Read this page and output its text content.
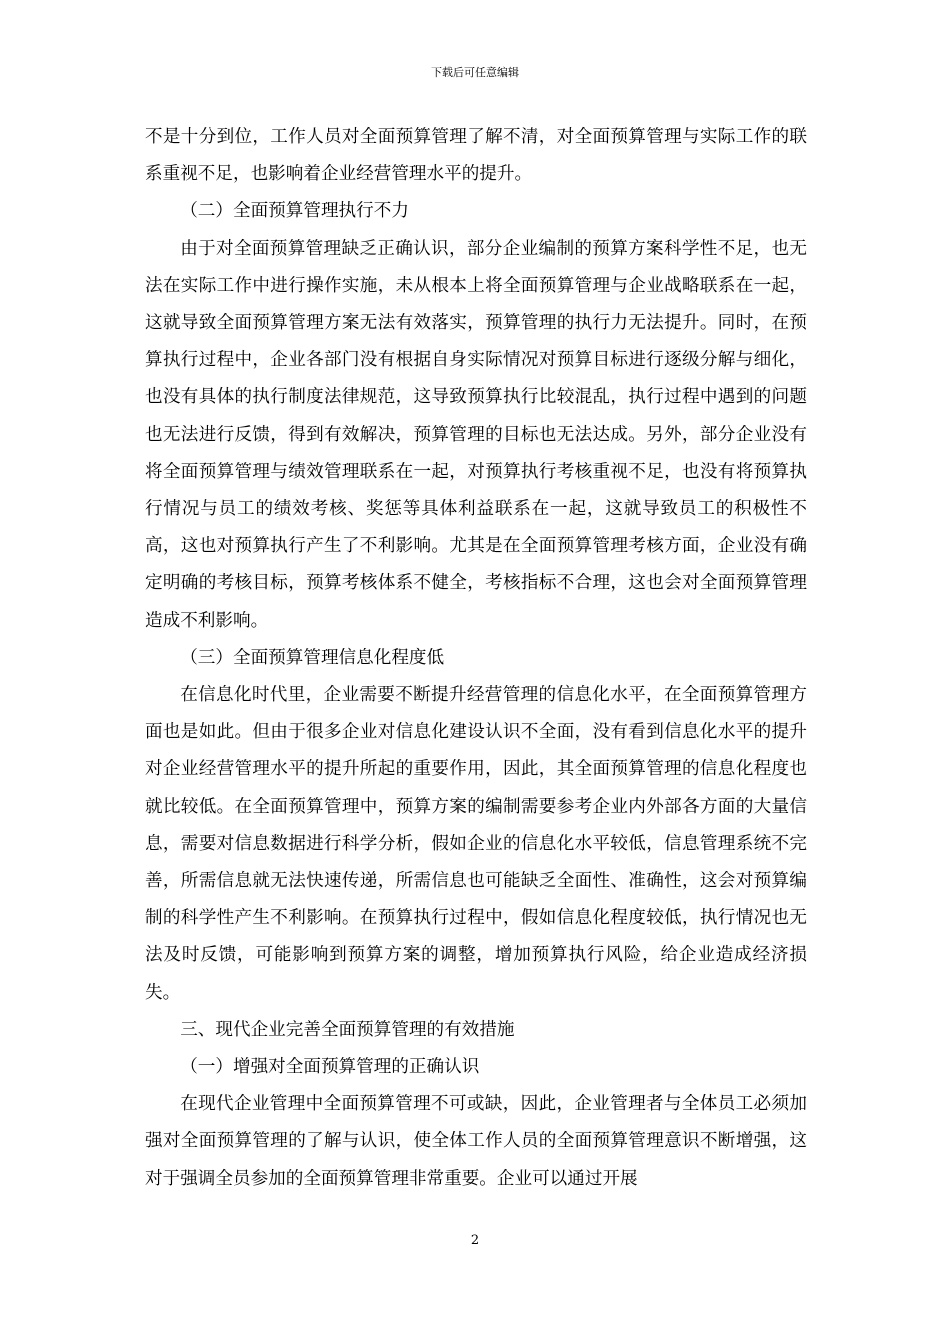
下载后可任意编辑

不是十分到位，工作人员对全面预算管理了解不清，对全面预算管理与实际工作的联系重视不足，也影响着企业经营管理水平的提升。

（二）全面预算管理执行不力

由于对全面预算管理缺乏正确认识，部分企业编制的预算方案科学性不足，也无法在实际工作中进行操作实施，未从根本上将全面预算管理与企业战略联系在一起，这就导致全面预算管理方案无法有效落实，预算管理的执行力无法提升。同时，在预算执行过程中，企业各部门没有根据自身实际情况对预算目标进行逐级分解与细化，也没有具体的执行制度法律规范，这导致预算执行比较混乱，执行过程中遇到的问题也无法进行反馈，得到有效解决，预算管理的目标也无法达成。另外，部分企业没有将全面预算管理与绩效管理联系在一起，对预算执行考核重视不足，也没有将预算执行情况与员工的绩效考核、奖惩等具体利益联系在一起，这就导致员工的积极性不高，这也对预算执行产生了不利影响。尤其是在全面预算管理考核方面，企业没有确定明确的考核目标，预算考核体系不健全，考核指标不合理，这也会对全面预算管理造成不利影响。

（三）全面预算管理信息化程度低

在信息化时代里，企业需要不断提升经营管理的信息化水平，在全面预算管理方面也是如此。但由于很多企业对信息化建设认识不全面，没有看到信息化水平的提升对企业经营管理水平的提升所起的重要作用，因此，其全面预算管理的信息化程度也就比较低。在全面预算管理中，预算方案的编制需要参考企业内外部各方面的大量信息，需要对信息数据进行科学分析，假如企业的信息化水平较低，信息管理系统不完善，所需信息就无法快速传递，所需信息也可能缺乏全面性、准确性，这会对预算编制的科学性产生不利影响。在预算执行过程中，假如信息化程度较低，执行情况也无法及时反馈，可能影响到预算方案的调整，增加预算执行风险，给企业造成经济损失。

三、现代企业完善全面预算管理的有效措施

（一）增强对全面预算管理的正确认识

在现代企业管理中全面预算管理不可或缺，因此，企业管理者与全体员工必须加强对全面预算管理的了解与认识，使全体工作人员的全面预算管理意识不断增强，这对于强调全员参加的全面预算管理非常重要。企业可以通过开展

2
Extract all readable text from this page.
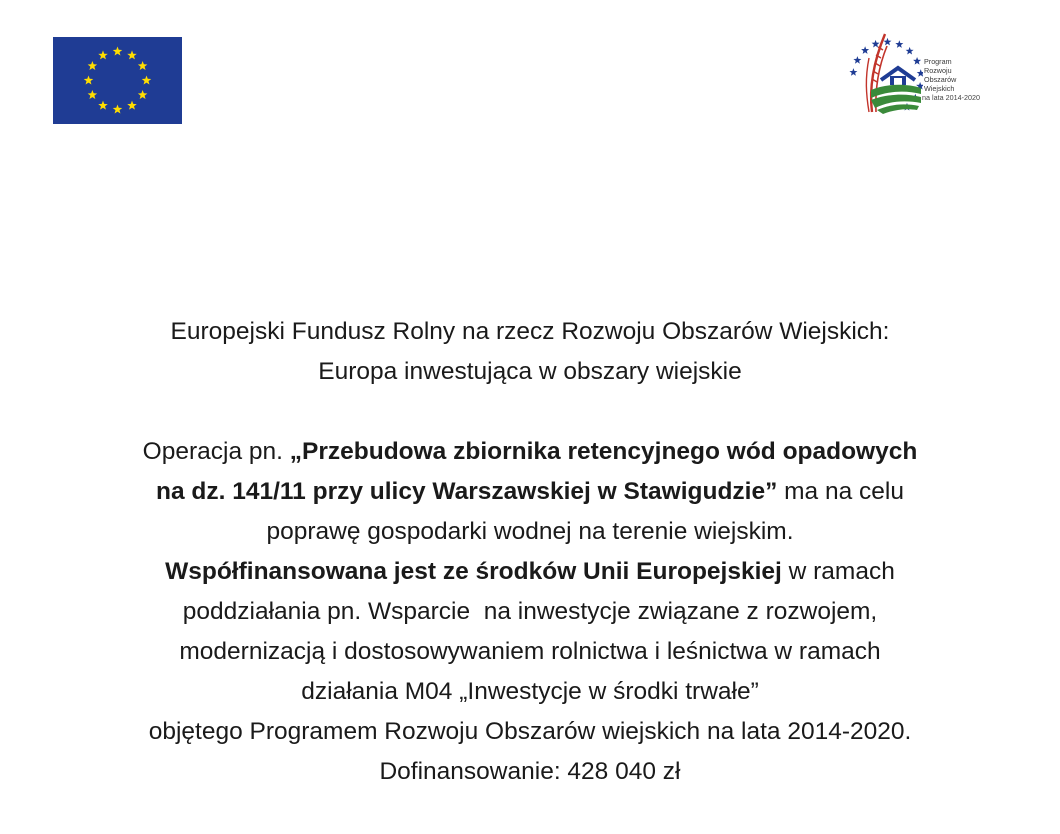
Program
Rozwoju
Obszarów
Wiejskich
na lata 2014-2020

Europejski Fundusz Rolny na rzecz Rozwoju Obszarów Wiejskich:

Europa inwestująca w obszary wiejskie

Operacja pn. „Przebudowa zbiornika retencyjnego wód opadowych

na dz. 141/11 przy ulicy Warszawskiej w Stawigudzie” ma na celu

poprawę gospodarki wodnej na terenie wiejskim.

Współfinansowana jest ze środków Unii Europejskiej w ramach

poddziałania pn. Wsparcie  na inwestycje związane z rozwojem,

modernizacją i dostosowywaniem rolnictwa i leśnictwa w ramach

działania M04 „Inwestycje w środki trwałe”

objętego Programem Rozwoju Obszarów wiejskich na lata 2014-2020.

Dofinansowanie: 428 040 zł
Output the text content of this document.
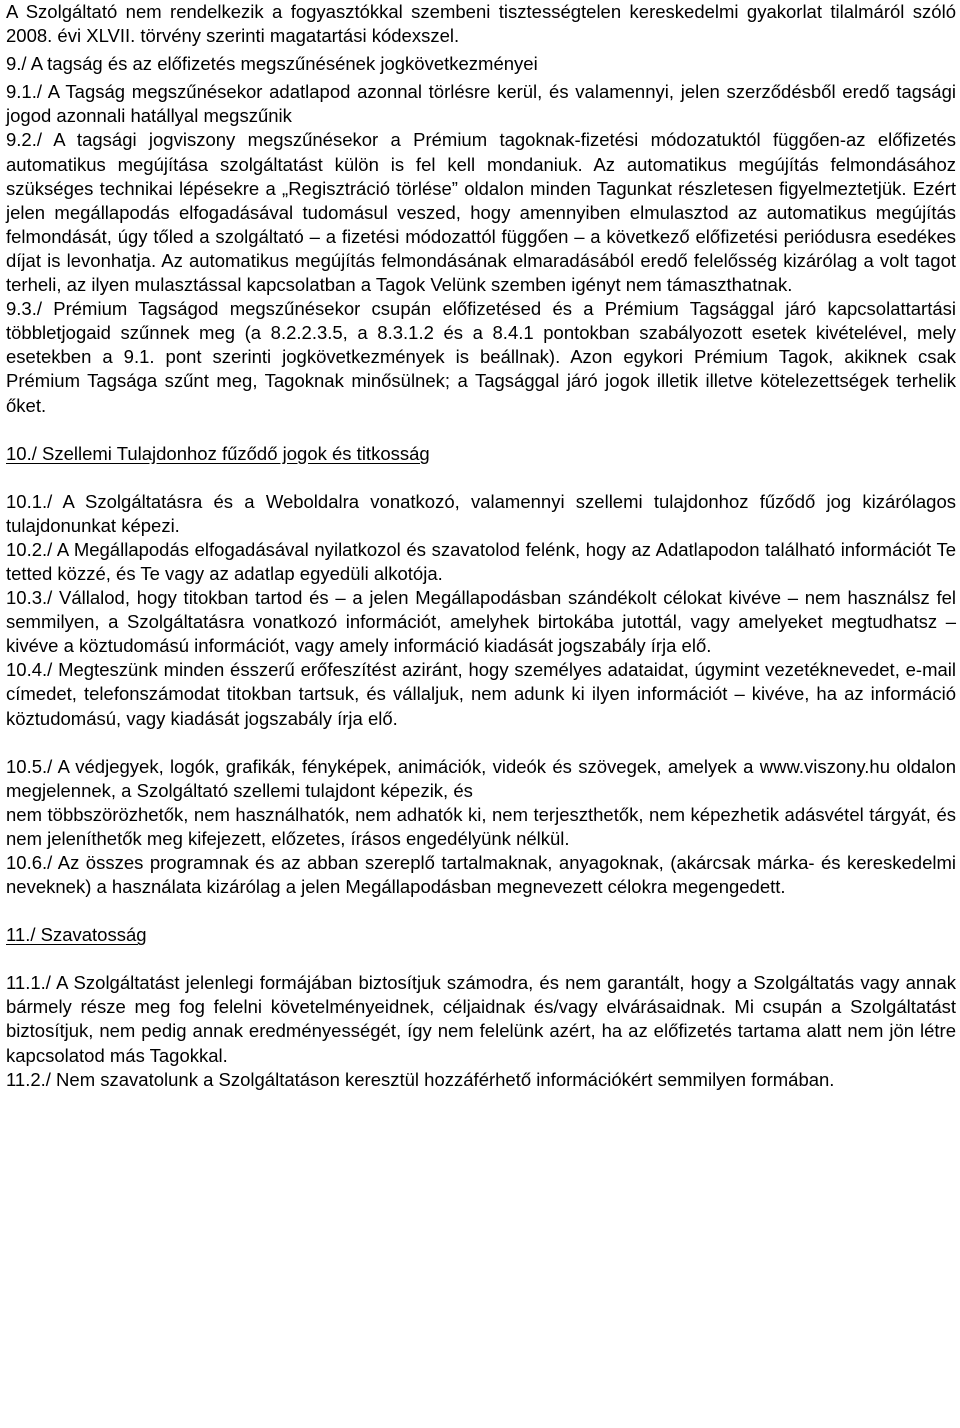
A Szolgáltató nem rendelkezik a fogyasztókkal szembeni tisztességtelen kereskedelmi gyakorlat tilalmáról szóló 2008. évi XLVII. törvény szerinti magatartási kódexszel.

9./ A tagság és az előfizetés megszűnésének jogkövetkezményei

9.1./ A Tagság megszűnésekor adatlapod azonnal törlésre kerül, és valamennyi, jelen szerződésből eredő tagsági jogod azonnali hatállyal megszűnik

9.2./ A tagsági jogviszony megszűnésekor a Prémium tagoknak-fizetési módozatuktól függően-az előfizetés automatikus megújítása szolgáltatást külön is fel kell mondaniuk. Az automatikus megújítás felmondásához szükséges technikai lépésekre a „Regisztráció törlése” oldalon minden Tagunkat részletesen figyelmeztetjük. Ezért jelen megállapodás elfogadásával tudomásul veszed, hogy amennyiben elmulasztod az automatikus megújítás felmondását, úgy tőled a szolgáltató – a fizetési módozattól függően – a következő előfizetési periódusra esedékes díjat is levonhatja. Az automatikus megújítás felmondásának elmaradásából eredő felelősség kizárólag a volt tagot terheli, az ilyen mulasztással kapcsolatban a Tagok Velünk szemben igényt nem támaszthatnak.

9.3./ Prémium Tagságod megszűnésekor csupán előfizetésed és a Prémium Tagsággal járó kapcsolattartási többletjogaid szűnnek meg (a 8.2.2.3.5, a 8.3.1.2 és a 8.4.1 pontokban szabályozott esetek kivételével, mely esetekben a 9.1. pont szerinti jogkövetkezmények is beállnak). Azon egykori Prémium Tagok, akiknek csak Prémium Tagsága szűnt meg, Tagoknak minősülnek; a Tagsággal járó jogok illetik illetve kötelezettségek terhelik őket.

10./ Szellemi Tulajdonhoz fűződő jogok és titkosság

10.1./ A Szolgáltatásra és a Weboldalra vonatkozó, valamennyi szellemi tulajdonhoz fűződő jog kizárólagos tulajdonunkat képezi.

10.2./ A Megállapodás elfogadásával nyilatkozol és szavatolod felénk, hogy az Adatlapodon található információt Te tetted közzé, és Te vagy az adatlap egyedüli alkotója.

10.3./ Vállalod, hogy titokban tartod és – a jelen Megállapodásban szándékolt célokat kivéve – nem használsz fel semmilyen, a Szolgáltatásra vonatkozó információt, amelyhek birtokába jutottál, vagy amelyeket megtudhatsz – kivéve a köztudomású információt, vagy amely információ kiadását jogszabály írja elő.

10.4./ Megteszünk minden ésszerű erőfeszítést aziránt, hogy személyes adataidat, úgymint vezetéknevedet, e-mail címedet, telefonszámodat titokban tartsuk, és vállaljuk, nem adunk ki ilyen információt – kivéve, ha az információ köztudomású, vagy kiadását jogszabály írja elő.

10.5./ A védjegyek, logók, grafikák, fényképek, animációk, videók és szövegek, amelyek a www.viszony.hu oldalon megjelennek, a Szolgáltató szellemi tulajdont képezik, és

nem többszörözhetők, nem használhatók, nem adhatók ki, nem terjeszthetők, nem képezhetik adásvétel tárgyát, és nem jeleníthetők meg kifejezett, előzetes, írásos engedélyünk nélkül.

10.6./ Az összes programnak és az abban szereplő tartalmaknak, anyagoknak, (akárcsak márka- és kereskedelmi neveknek) a használata kizárólag a jelen Megállapodásban megnevezett célokra megengedett.

11./ Szavatosság

11.1./ A Szolgáltatást jelenlegi formájában biztosítjuk számodra, és nem garantált, hogy a Szolgáltatás vagy annak bármely része meg fog felelni követelményeidnek, céljaidnak és/vagy elvárásaidnak. Mi csupán a Szolgáltatást biztosítjuk, nem pedig annak eredményességét, így nem felelünk azért, ha az előfizetés tartama alatt nem jön létre kapcsolatod más Tagokkal.

11.2./ Nem szavatolunk a Szolgáltatáson keresztül hozzáférhető információkért semmilyen formában.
_ _ _ _ _
Task requirements: What is needed is an exact reproduction of the data, pictures excluded.

Result of this exercise:
Read this page and output its text content.
下载后可任意编辑

不是十分到位，工作人员对全面预算管理了解不清，对全面预算管理与实际工作的联系重视不足，也影响着企业经营管理水平的提升。

（二）全面预算管理执行不力

由于对全面预算管理缺乏正确认识，部分企业编制的预算方案科学性不足，也无法在实际工作中进行操作实施，未从根本上将全面预算管理与企业战略联系在一起，这就导致全面预算管理方案无法有效落实，预算管理的执行力无法提升。同时，在预算执行过程中，企业各部门没有根据自身实际情况对预算目标进行逐级分解与细化，也没有具体的执行制度法律规范，这导致预算执行比较混乱，执行过程中遇到的问题也无法进行反馈，得到有效解决，预算管理的目标也无法达成。另外，部分企业没有将全面预算管理与绩效管理联系在一起，对预算执行考核重视不足，也没有将预算执行情况与员工的绩效考核、奖惩等具体利益联系在一起，这就导致员工的积极性不高，这也对预算执行产生了不利影响。尤其是在全面预算管理考核方面，企业没有确定明确的考核目标，预算考核体系不健全，考核指标不合理，这也会对全面预算管理造成不利影响。

（三）全面预算管理信息化程度低

在信息化时代里，企业需要不断提升经营管理的信息化水平，在全面预算管理方面也是如此。但由于很多企业对信息化建设认识不全面，没有看到信息化水平的提升对企业经营管理水平的提升所起的重要作用，因此，其全面预算管理的信息化程度也就比较低。在全面预算管理中，预算方案的编制需要参考企业内外部各方面的大量信息，需要对信息数据进行科学分析，假如企业的信息化水平较低，信息管理系统不完善，所需信息就无法快速传递，所需信息也可能缺乏全面性、准确性，这会对预算编制的科学性产生不利影响。在预算执行过程中，假如信息化程度较低，执行情况也无法及时反馈，可能影响到预算方案的调整，增加预算执行风险，给企业造成经济损失。

三、现代企业完善全面预算管理的有效措施

（一）增强对全面预算管理的正确认识

在现代企业管理中全面预算管理不可或缺，因此，企业管理者与全体员工必须加强对全面预算管理的了解与认识，使全体工作人员的全面预算管理意识不断增强，这对于强调全员参加的全面预算管理非常重要。企业可以通过开展

2
Extract all readable text from this page.
Program
Rozwoju
Obszarów
Wiejskich
na lata 2014-2020

Europejski Fundusz Rolny na rzecz Rozwoju Obszarów Wiejskich:

Europa inwestująca w obszary wiejskie

Operacja pn. „Przebudowa zbiornika retencyjnego wód opadowych

na dz. 141/11 przy ulicy Warszawskiej w Stawigudzie” ma na celu

poprawę gospodarki wodnej na terenie wiejskim.

Współfinansowana jest ze środków Unii Europejskiej w ramach

poddziałania pn. Wsparcie  na inwestycje związane z rozwojem,

modernizacją i dostosowywaniem rolnictwa i leśnictwa w ramach

działania M04 „Inwestycje w środki trwałe”

objętego Programem Rozwoju Obszarów wiejskich na lata 2014-2020.

Dofinansowanie: 428 040 zł
Output the text content of this document.
A Szolgáltató nem rendelkezik a fogyasztókkal szembeni tisztességtelen kereskedelmi gyakorlat tilalmáról szóló 2008. évi XLVII. törvény szerinti magatartási kódexszel.

9./ A tagság és az előfizetés megszűnésének jogkövetkezményei

9.1./ A Tagság megszűnésekor adatlapod azonnal törlésre kerül, és valamennyi, jelen szerződésből eredő tagsági jogod azonnali hatállyal megszűnik

9.2./ A tagsági jogviszony megszűnésekor a Prémium tagoknak-fizetési módozatuktól függően-az előfizetés automatikus megújítása szolgáltatást külön is fel kell mondaniuk. Az automatikus megújítás felmondásához szükséges technikai lépésekre a „Regisztráció törlése” oldalon minden Tagunkat részletesen figyelmeztetjük. Ezért jelen megállapodás elfogadásával tudomásul veszed, hogy amennyiben elmulasztod az automatikus megújítás felmondását, úgy tőled a szolgáltató – a fizetési módozattól függően – a következő előfizetési periódusra esedékes díjat is levonhatja. Az automatikus megújítás felmondásának elmaradásából eredő felelősség kizárólag a volt tagot terheli, az ilyen mulasztással kapcsolatban a Tagok Velünk szemben igényt nem támaszthatnak.

9.3./ Prémium Tagságod megszűnésekor csupán előfizetésed és a Prémium Tagsággal járó kapcsolattartási többletjogaid szűnnek meg (a 8.2.2.3.5, a 8.3.1.2 és a 8.4.1 pontokban szabályozott esetek kivételével, mely esetekben a 9.1. pont szerinti jogkövetkezmények is beállnak). Azon egykori Prémium Tagok, akiknek csak Prémium Tagsága szűnt meg, Tagoknak minősülnek; a Tagsággal járó jogok illetik illetve kötelezettségek terhelik őket.

10./ Szellemi Tulajdonhoz fűződő jogok és titkosság

10.1./ A Szolgáltatásra és a Weboldalra vonatkozó, valamennyi szellemi tulajdonhoz fűződő jog kizárólagos tulajdonunkat képezi.

10.2./ A Megállapodás elfogadásával nyilatkozol és szavatolod felénk, hogy az Adatlapodon található információt Te tetted közzé, és Te vagy az adatlap egyedüli alkotója.

10.3./ Vállalod, hogy titokban tartod és – a jelen Megállapodásban szándékolt célokat kivéve – nem használsz fel semmilyen, a Szolgáltatásra vonatkozó információt, amelyhek birtokába jutottál, vagy amelyeket megtudhatsz – kivéve a köztudomású információt, vagy amely információ kiadását jogszabály írja elő.

10.4./ Megteszünk minden ésszerű erőfeszítést aziránt, hogy személyes adataidat, úgymint vezetéknevedet, e-mail címedet, telefonszámodat titokban tartsuk, és vállaljuk, nem adunk ki ilyen információt – kivéve, ha az információ köztudomású, vagy kiadását jogszabály írja elő.

10.5./ A védjegyek, logók, grafikák, fényképek, animációk, videók és szövegek, amelyek a www.viszony.hu oldalon megjelennek, a Szolgáltató szellemi tulajdont képezik, és

nem többszörözhetők, nem használhatók, nem adhatók ki, nem terjeszthetők, nem képezhetik adásvétel tárgyát, és nem jeleníthetők meg kifejezett, előzetes, írásos engedélyünk nélkül.

10.6./ Az összes programnak és az abban szereplő tartalmaknak, anyagoknak, (akárcsak márka- és kereskedelmi neveknek) a használata kizárólag a jelen Megállapodásban megnevezett célokra megengedett.

11./ Szavatosság

11.1./ A Szolgáltatást jelenlegi formájában biztosítjuk számodra, és nem garantált, hogy a Szolgáltatás vagy annak bármely része meg fog felelni követelményeidnek, céljaidnak és/vagy elvárásaidnak. Mi csupán a Szolgáltatást biztosítjuk, nem pedig annak eredményességét, így nem felelünk azért, ha az előfizetés tartama alatt nem jön létre kapcsolatod más Tagokkal.

11.2./ Nem szavatolunk a Szolgáltatáson keresztül hozzáférhető információkért semmilyen formában.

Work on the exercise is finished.